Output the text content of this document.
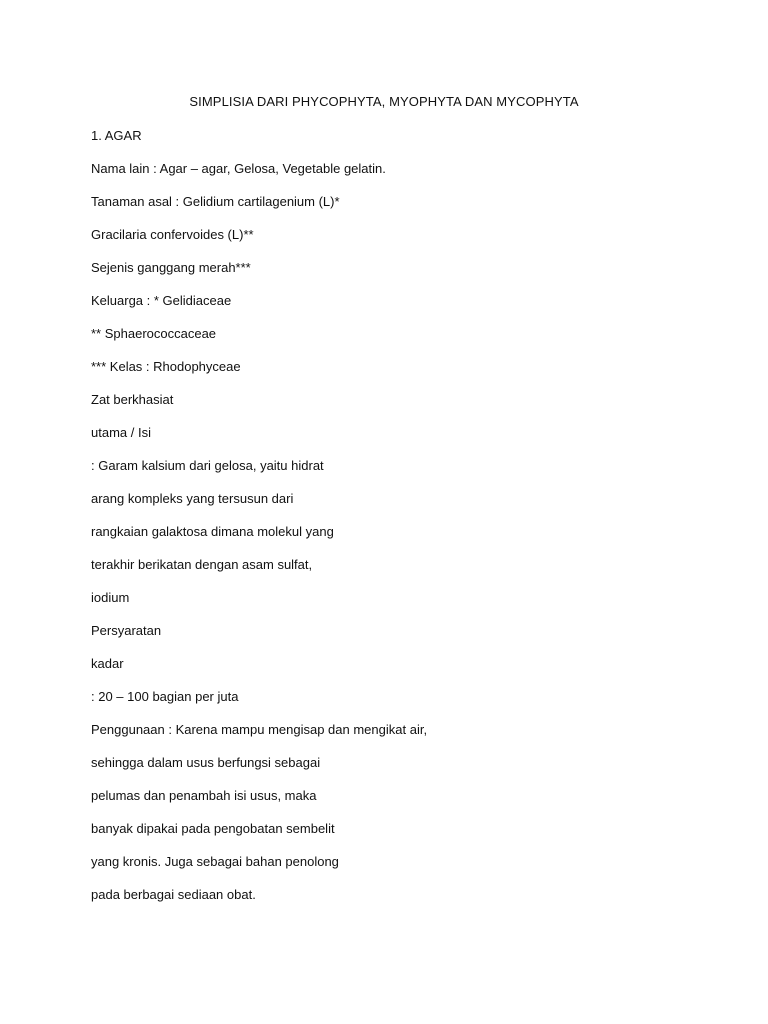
SIMPLISIA DARI PHYCOPHYTA, MYOPHYTA DAN MYCOPHYTA
1. AGAR
Nama lain : Agar – agar, Gelosa, Vegetable gelatin.
Tanaman asal : Gelidium cartilagenium (L)*
Gracilaria confervoides (L)**
Sejenis ganggang merah***
Keluarga : * Gelidiaceae
** Sphaerococcaceae
*** Kelas : Rhodophyceae
Zat berkhasiat
utama / Isi
: Garam kalsium dari gelosa, yaitu hidrat
arang kompleks yang tersusun dari
rangkaian galaktosa dimana molekul yang
terakhir berikatan dengan asam sulfat,
iodium
Persyaratan
kadar
: 20 – 100 bagian per juta
Penggunaan : Karena mampu mengisap dan mengikat air,
sehingga dalam usus berfungsi sebagai
pelumas dan penambah isi usus, maka
banyak dipakai pada pengobatan sembelit
yang kronis. Juga sebagai bahan penolong
pada berbagai sediaan obat.
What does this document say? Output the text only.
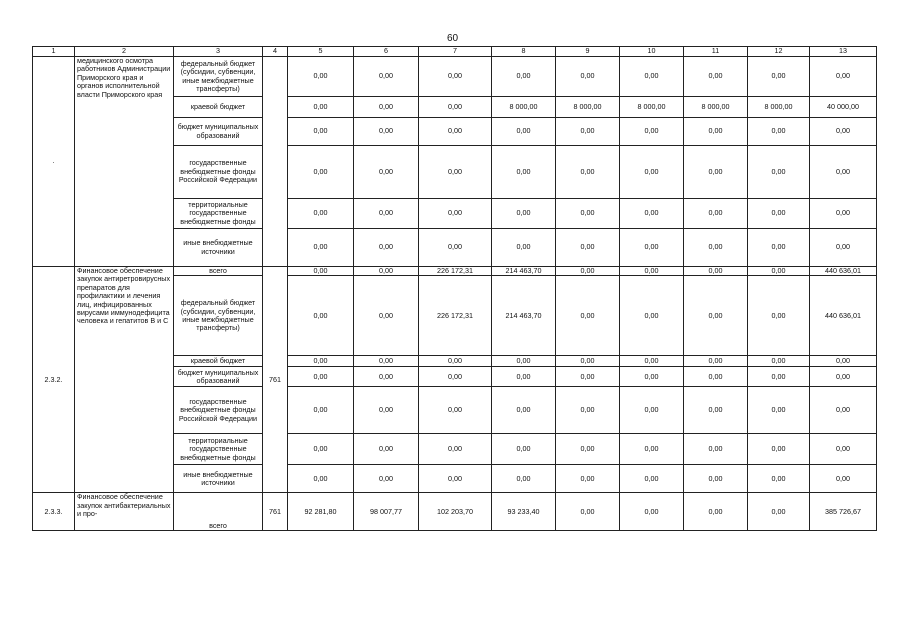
60
1	2	3	4	5	6	7	8	9	10	11	12	13
.	медицинского осмотра работников Администрации Приморского края и органов исполнительной власти Приморского края	федеральный бюджет (субсидии, субвенции, иные межбюджетные трансферты)		0,00	0,00	0,00	0,00	0,00	0,00	0,00	0,00	0,00
		краевой бюджет		0,00	0,00	0,00	8 000,00	8 000,00	8 000,00	8 000,00	8 000,00	40 000,00
		бюджет муниципальных образований		0,00	0,00	0,00	0,00	0,00	0,00	0,00	0,00	0,00
		государственные внебюджетные фонды Российской Федерации		0,00	0,00	0,00	0,00	0,00	0,00	0,00	0,00	0,00
		территориальные государственные внебюджетные фонды		0,00	0,00	0,00	0,00	0,00	0,00	0,00	0,00	0,00
		иные внебюджетные источники		0,00	0,00	0,00	0,00	0,00	0,00	0,00	0,00	0,00
2.3.2.	Финансовое обеспечение закупок антиретровирусных препаратов для профилактики и лечения лиц, инфицированных вирусами иммунодефицита человека и гепатитов В и С	всего	761	0,00	0,00	226 172,31	214 463,70	0,00	0,00	0,00	0,00	440 636,01
		федеральный бюджет (субсидии, субвенции, иные межбюджетные трансферты)		0,00	0,00	226 172,31	214 463,70	0,00	0,00	0,00	0,00	440 636,01
		краевой бюджет		0,00	0,00	0,00	0,00	0,00	0,00	0,00	0,00	0,00
		бюджет муниципальных образований		0,00	0,00	0,00	0,00	0,00	0,00	0,00	0,00	0,00
		государственные внебюджетные фонды Российской Федерации		0,00	0,00	0,00	0,00	0,00	0,00	0,00	0,00	0,00
		территориальные государственные внебюджетные фонды		0,00	0,00	0,00	0,00	0,00	0,00	0,00	0,00	0,00
		иные внебюджетные источники		0,00	0,00	0,00	0,00	0,00	0,00	0,00	0,00	0,00
2.3.3.	Финансовое обеспечение закупок антибактериальных и про-	всего	761	92 281,80	98 007,77	102 203,70	93 233,40	0,00	0,00	0,00	0,00	385 726,67
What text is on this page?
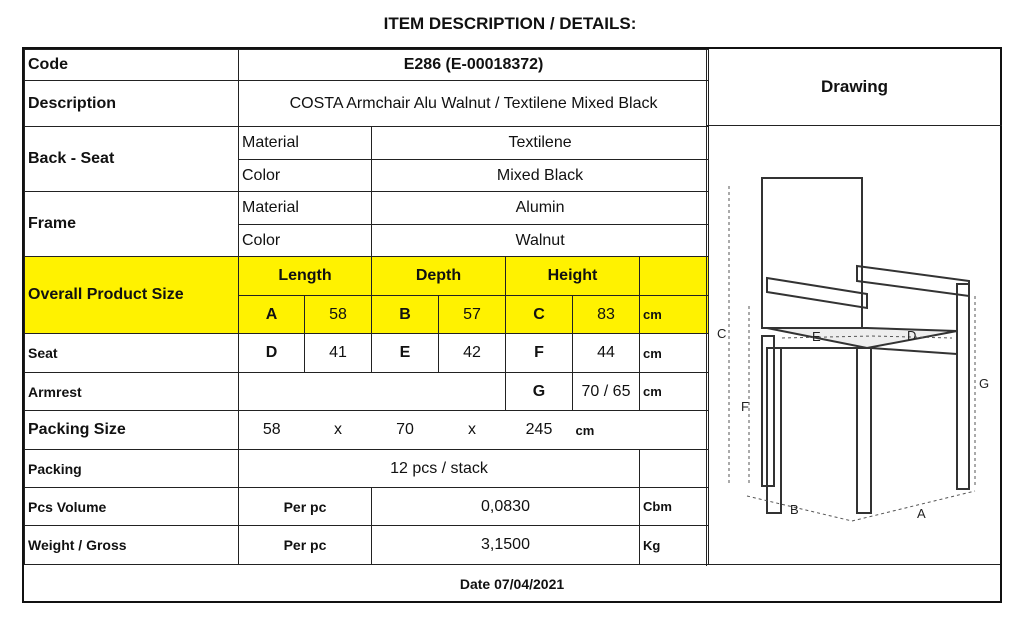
ITEM DESCRIPTION / DETAILS:
Code	E286 (E-00018372)						
Description	COSTA Armchair Alu Walnut / Textilene Mixed Black						
Back - Seat	Material		Textilene				
	Color		Mixed Black				
Frame	Material		Alumin				
	Color		Walnut				
Overall Product Size	Length		Depth		Height		
	A	58	B	57	C	83	cm
Seat	D	41	E	42	F	44	cm
Armrest					G	70 / 65	cm
Packing Size	58	x	70	x	245	cm	
Packing	12 pcs / stack						
Pcs Volume	Per pc		0,0830				Cbm
Weight / Gross	Per pc		3,1500				Kg
Drawing
C
F
G
E	D
B	A
Date 07/04/2021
****************
§ Work to do:
Without including any pictures, output all the entries above exactly.

§ Answer to the exercise:
Output the text content of this document.
SIMPLISIA DARI PHYCOPHYTA, MYOPHYTA DAN MYCOPHYTA
1. AGAR
Nama lain : Agar – agar, Gelosa, Vegetable gelatin.
Tanaman asal : Gelidium cartilagenium (L)*
Gracilaria confervoides (L)**
Sejenis ganggang merah***
Keluarga : * Gelidiaceae
** Sphaerococcaceae
*** Kelas : Rhodophyceae
Zat berkhasiat
utama / Isi
: Garam kalsium dari gelosa, yaitu hidrat
arang kompleks yang tersusun dari
rangkaian galaktosa dimana molekul yang
terakhir berikatan dengan asam sulfat,
iodium
Persyaratan
kadar
: 20 – 100 bagian per juta
Penggunaan : Karena mampu mengisap dan mengikat air,
sehingga dalam usus berfungsi sebagai
pelumas dan penambah isi usus, maka
banyak dipakai pada pengobatan sembelit
yang kronis. Juga sebagai bahan penolong
pada berbagai sediaan obat.
What does this document say? Output the text only.
60
1	2	3	4	5	6	7	8	9	10	11	12	13
.	медицинского осмотра работников Администрации Приморского края и органов исполнительной власти Приморского края	федеральный бюджет (субсидии, субвенции, иные межбюджетные трансферты)		0,00	0,00	0,00	0,00	0,00	0,00	0,00	0,00	0,00
		краевой бюджет		0,00	0,00	0,00	8 000,00	8 000,00	8 000,00	8 000,00	8 000,00	40 000,00
		бюджет муниципальных образований		0,00	0,00	0,00	0,00	0,00	0,00	0,00	0,00	0,00
		государственные внебюджетные фонды Российской Федерации		0,00	0,00	0,00	0,00	0,00	0,00	0,00	0,00	0,00
		территориальные государственные внебюджетные фонды		0,00	0,00	0,00	0,00	0,00	0,00	0,00	0,00	0,00
		иные внебюджетные источники		0,00	0,00	0,00	0,00	0,00	0,00	0,00	0,00	0,00
2.3.2.	Финансовое обеспечение закупок антиретровирусных препаратов для профилактики и лечения лиц, инфицированных вирусами иммунодефицита человека и гепатитов В и С	всего	761	0,00	0,00	226 172,31	214 463,70	0,00	0,00	0,00	0,00	440 636,01
		федеральный бюджет (субсидии, субвенции, иные межбюджетные трансферты)		0,00	0,00	226 172,31	214 463,70	0,00	0,00	0,00	0,00	440 636,01
		краевой бюджет		0,00	0,00	0,00	0,00	0,00	0,00	0,00	0,00	0,00
		бюджет муниципальных образований		0,00	0,00	0,00	0,00	0,00	0,00	0,00	0,00	0,00
		государственные внебюджетные фонды Российской Федерации		0,00	0,00	0,00	0,00	0,00	0,00	0,00	0,00	0,00
		территориальные государственные внебюджетные фонды		0,00	0,00	0,00	0,00	0,00	0,00	0,00	0,00	0,00
		иные внебюджетные источники		0,00	0,00	0,00	0,00	0,00	0,00	0,00	0,00	0,00
2.3.3.	Финансовое обеспечение закупок антибактериальных и про-	всего	761	92 281,80	98 007,77	102 203,70	93 233,40	0,00	0,00	0,00	0,00	385 726,67
What text is on this page?
ITEM DESCRIPTION / DETAILS:
Code	E286 (E-00018372)						
Description	COSTA Armchair Alu Walnut / Textilene Mixed Black						
Back - Seat	Material		Textilene				
	Color		Mixed Black				
Frame	Material		Alumin				
	Color		Walnut				
Overall Product Size	Length		Depth		Height		
	A	58	B	57	C	83	cm
Seat	D	41	E	42	F	44	cm
Armrest					G	70 / 65	cm
Packing Size	58	x	70	x	245	cm	
Packing	12 pcs / stack						
Pcs Volume	Per pc		0,0830				Cbm
Weight / Gross	Per pc		3,1500				Kg
Drawing
C
F
G
E	D
B	A
Date 07/04/2021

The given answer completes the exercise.